Objective ->
Repeat the records below exactly, leaving out every picture.

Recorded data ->
%%

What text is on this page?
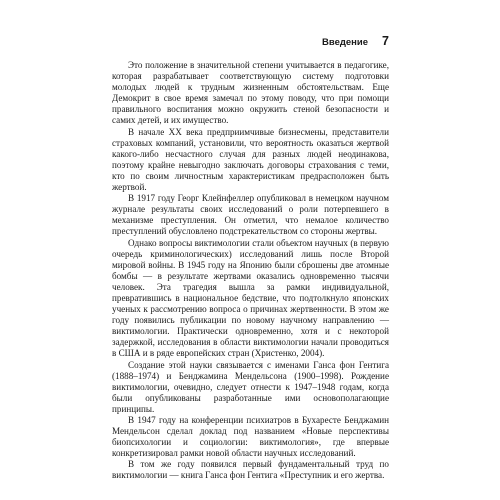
Введение 7

Это положение в значительной степени учитывается в педагогике, которая разрабатывает соответствующую систему подготовки молодых людей к трудным жизненным обстоятельствам. Еще Демокрит в свое время замечал по этому поводу, что при помощи правильного воспитания можно окружить стеной безопасности и самих детей, и их имущество.

В начале XX века предприимчивые бизнесмены, представители страховых компаний, установили, что вероятность оказаться жертвой какого-либо несчастного случая для разных людей неодинакова, поэтому крайне невыгодно заключать договоры страхования с теми, кто по своим личностным характеристикам предрасположен быть жертвой.

В 1917 году Георг Клейнфеллер опубликовал в немецком научном журнале результаты своих исследований о роли потерпевшего в механизме преступления. Он отметил, что немалое количество преступлений обусловлено подстрекательством со стороны жертвы.

Однако вопросы виктимологии стали объектом научных (в первую очередь криминологических) исследований лишь после Второй мировой войны. В 1945 году на Японию были сброшены две атомные бомбы — в результате жертвами оказались одновременно тысячи человек. Эта трагедия вышла за рамки индивидуальной, превратившись в национальное бедствие, что подтолкнуло японских ученых к рассмотрению вопроса о причинах жертвенности. В этом же году появились публикации по новому научному направлению — виктимологии. Практически одновременно, хотя и с некоторой задержкой, исследования в области виктимологии начали проводиться в США и в ряде европейских стран (Христенко, 2004).

Создание этой науки связывается с именами Ганса фон Гентига (1888–1974) и Бенджамина Мендельсона (1900–1998). Рождение виктимологии, очевидно, следует отнести к 1947–1948 годам, когда были опубликованы разработанные ими основополагающие принципы.

В 1947 году на конференции психиатров в Бухаресте Бенджамин Мендельсон сделал доклад под названием «Новые перспективы биопсихологии и социологии: виктимология», где впервые конкретизировал рамки новой области научных исследований.

В том же году появился первый фундаментальный труд по виктимологии — книга Ганса фон Гентига «Преступник и его жертва.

%%

Answer ->
What text is on this page?
Введение 7

Это положение в значительной степени учитывается в педагогике, которая разрабатывает соответствующую систему подготовки молодых людей к трудным жизненным обстоятельствам. Еще Демокрит в свое время замечал по этому поводу, что при помощи правильного воспитания можно окружить стеной безопасности и самих детей, и их имущество.

В начале XX века предприимчивые бизнесмены, представители страховых компаний, установили, что вероятность оказаться жертвой какого-либо несчастного случая для разных людей неодинакова, поэтому крайне невыгодно заключать договоры страхования с теми, кто по своим личностным характеристикам предрасположен быть жертвой.

В 1917 году Георг Клейнфеллер опубликовал в немецком научном журнале результаты своих исследований о роли потерпевшего в механизме преступления. Он отметил, что немалое количество преступлений обусловлено подстрекательством со стороны жертвы.

Однако вопросы виктимологии стали объектом научных (в первую очередь криминологических) исследований лишь после Второй мировой войны. В 1945 году на Японию были сброшены две атомные бомбы — в результате жертвами оказались одновременно тысячи человек. Эта трагедия вышла за рамки индивидуальной, превратившись в национальное бедствие, что подтолкнуло японских ученых к рассмотрению вопроса о причинах жертвенности. В этом же году появились публикации по новому научному направлению — виктимологии. Практически одновременно, хотя и с некоторой задержкой, исследования в области виктимологии начали проводиться в США и в ряде европейских стран (Христенко, 2004).

Создание этой науки связывается с именами Ганса фон Гентига (1888–1974) и Бенджамина Мендельсона (1900–1998). Рождение виктимологии, очевидно, следует отнести к 1947–1948 годам, когда были опубликованы разработанные ими основополагающие принципы.

В 1947 году на конференции психиатров в Бухаресте Бенджамин Мендельсон сделал доклад под названием «Новые перспективы биопсихологии и социологии: виктимология», где впервые конкретизировал рамки новой области научных исследований.

В том же году появился первый фундаментальный труд по виктимологии — книга Ганса фон Гентига «Преступник и его жертва.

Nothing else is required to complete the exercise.